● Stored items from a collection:
>>>

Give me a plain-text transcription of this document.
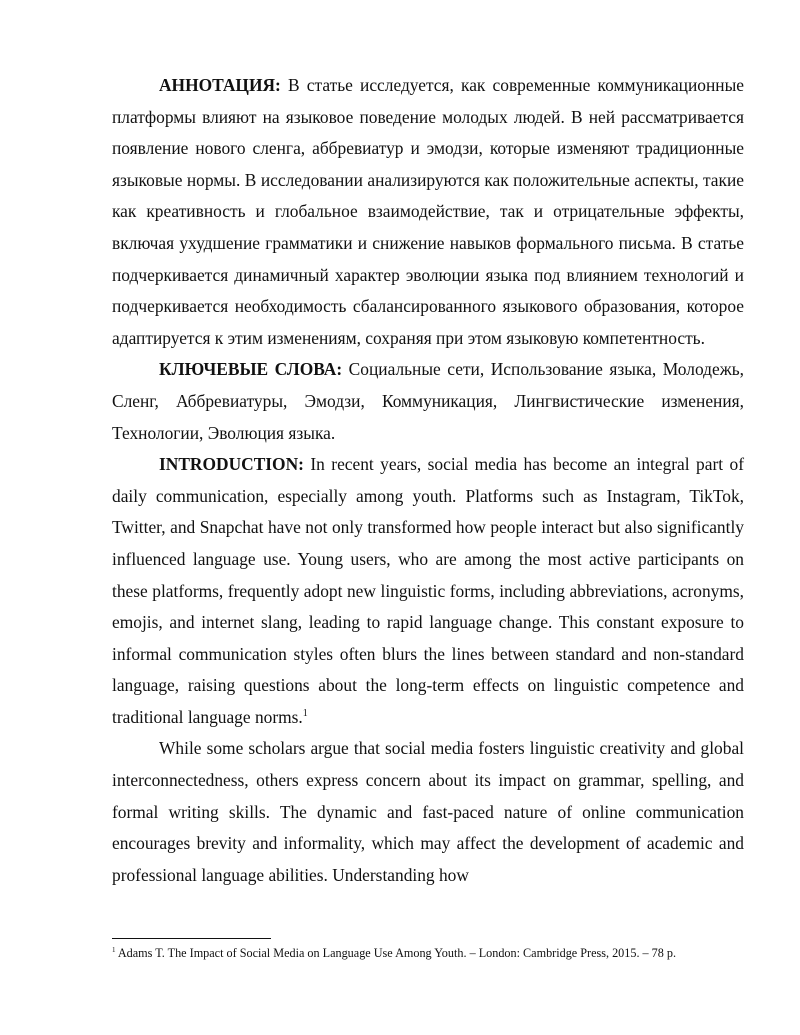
АННОТАЦИЯ: В статье исследуется, как современные коммуникационные платформы влияют на языковое поведение молодых людей. В ней рассматривается появление нового сленга, аббревиатур и эмодзи, которые изменяют традиционные языковые нормы. В исследовании анализируются как положительные аспекты, такие как креативность и глобальное взаимодействие, так и отрицательные эффекты, включая ухудшение грамматики и снижение навыков формального письма. В статье подчеркивается динамичный характер эволюции языка под влиянием технологий и подчеркивается необходимость сбалансированного языкового образования, которое адаптируется к этим изменениям, сохраняя при этом языковую компетентность.

КЛЮЧЕВЫЕ СЛОВА: Социальные сети, Использование языка, Молодежь, Сленг, Аббревиатуры, Эмодзи, Коммуникация, Лингвистические изменения, Технологии, Эволюция языка.

INTRODUCTION: In recent years, social media has become an integral part of daily communication, especially among youth. Platforms such as Instagram, TikTok, Twitter, and Snapchat have not only transformed how people interact but also significantly influenced language use. Young users, who are among the most active participants on these platforms, frequently adopt new linguistic forms, including abbreviations, acronyms, emojis, and internet slang, leading to rapid language change. This constant exposure to informal communication styles often blurs the lines between standard and non-standard language, raising questions about the long-term effects on linguistic competence and traditional language norms.$^1$

While some scholars argue that social media fosters linguistic creativity and global interconnectedness, others express concern about its impact on grammar, spelling, and formal writing skills. The dynamic and fast-paced nature of online communication encourages brevity and informality, which may affect the development of academic and professional language abilities. Understanding how

$^1$ Adams T. The Impact of Social Media on Language Use Among Youth. – London: Cambridge Press, 2015. – 78 p.
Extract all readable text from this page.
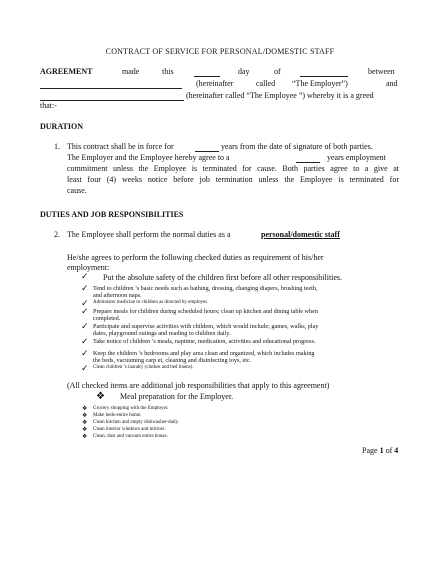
CONTRACT OF SERVICE FOR PERSONAL/DOMESTIC STAFF
AGREEMENT	made	this	day	of	between
(hereinafter	called “The Employer”)	and
(hereinafter called “The Employee ”) whereby it is a greed
that:-
DURATION
1. This contract shall be in force for	years from the date of signature of both parties.
The Employer and the Employee hereby agree to a	years employment
commitment unless the Employee is terminated for cause. Both parties agree to a give at
least four (4) weeks notice before job termination unless the Employee is terminated for
cause.
DUTIES AND JOB RESPONSIBILITIES
2. The Employee shall perform the normal duties as a	personal/domestic staff
He/she agrees to perform the following checked duties as requirement of his/her
employment:
✓ Put the absolute safety of the children first before all other responsibilities.
✓ Tend to children ’s basic needs such as bathing, dressing, changing diapers, brushing teeth,
and afternoon naps.
✓ Administer medicine to children as directed by employer.
✓ Prepare meals for children during scheduled hours; clean up kitchen and dining table when
completed.
✓ Participate and supervise activities with children, which would include; games, walks, play
dates, playground outings and reading to children daily.
✓ Take notice of children ’s meals, naptime, medication, activities and educational progress.
✓ Keep the children ’s bedrooms and play area clean and organized, which includes making
the beds, vacuuming carp et, cleaning and disinfecting toys, etc.
✓ Clean children ’s laundry (clothes and bed linens).
(All checked items are additional job responsibilities that apply to this agreement)
❖ Meal preparation for the Employer.
❖ Grocery shopping with the Employer.
❖ Make beds-entire home.
❖ Clean kitchen and empty dishwasher-daily.
❖ Clean interior windows and mirrors.
❖ Clean, dust and vacuum entire house.
Page 1 of 4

<<<

● DESCRIPTION OF THE TASK:
Repeat the lines of the records verbatim, starting at the line containing "Extract all readable text from this page." and stopping after the final line. Images stay out.

● SOLVED PROBLEM:
Extract all readable text from this page.
CONTRACT OF SERVICE FOR PERSONAL/DOMESTIC STAFF
AGREEMENT	made	this	day	of	between
(hereinafter	called “The Employer”)	and
(hereinafter called “The Employee ”) whereby it is a greed
that:-
DURATION
1. This contract shall be in force for	years from the date of signature of both parties.
The Employer and the Employee hereby agree to a	years employment
commitment unless the Employee is terminated for cause. Both parties agree to a give at
least four (4) weeks notice before job termination unless the Employee is terminated for
cause.
DUTIES AND JOB RESPONSIBILITIES
2. The Employee shall perform the normal duties as a	personal/domestic staff
He/she agrees to perform the following checked duties as requirement of his/her
employment:
✓ Put the absolute safety of the children first before all other responsibilities.
✓ Tend to children ’s basic needs such as bathing, dressing, changing diapers, brushing teeth,
and afternoon naps.
✓ Administer medicine to children as directed by employer.
✓ Prepare meals for children during scheduled hours; clean up kitchen and dining table when
completed.
✓ Participate and supervise activities with children, which would include; games, walks, play
dates, playground outings and reading to children daily.
✓ Take notice of children ’s meals, naptime, medication, activities and educational progress.
✓ Keep the children ’s bedrooms and play area clean and organized, which includes making
the beds, vacuuming carp et, cleaning and disinfecting toys, etc.
✓ Clean children ’s laundry (clothes and bed linens).
(All checked items are additional job responsibilities that apply to this agreement)
❖ Meal preparation for the Employer.
❖ Grocery shopping with the Employer.
❖ Make beds-entire home.
❖ Clean kitchen and empty dishwasher-daily.
❖ Clean interior windows and mirrors.
❖ Clean, dust and vacuum entire house.
Page 1 of 4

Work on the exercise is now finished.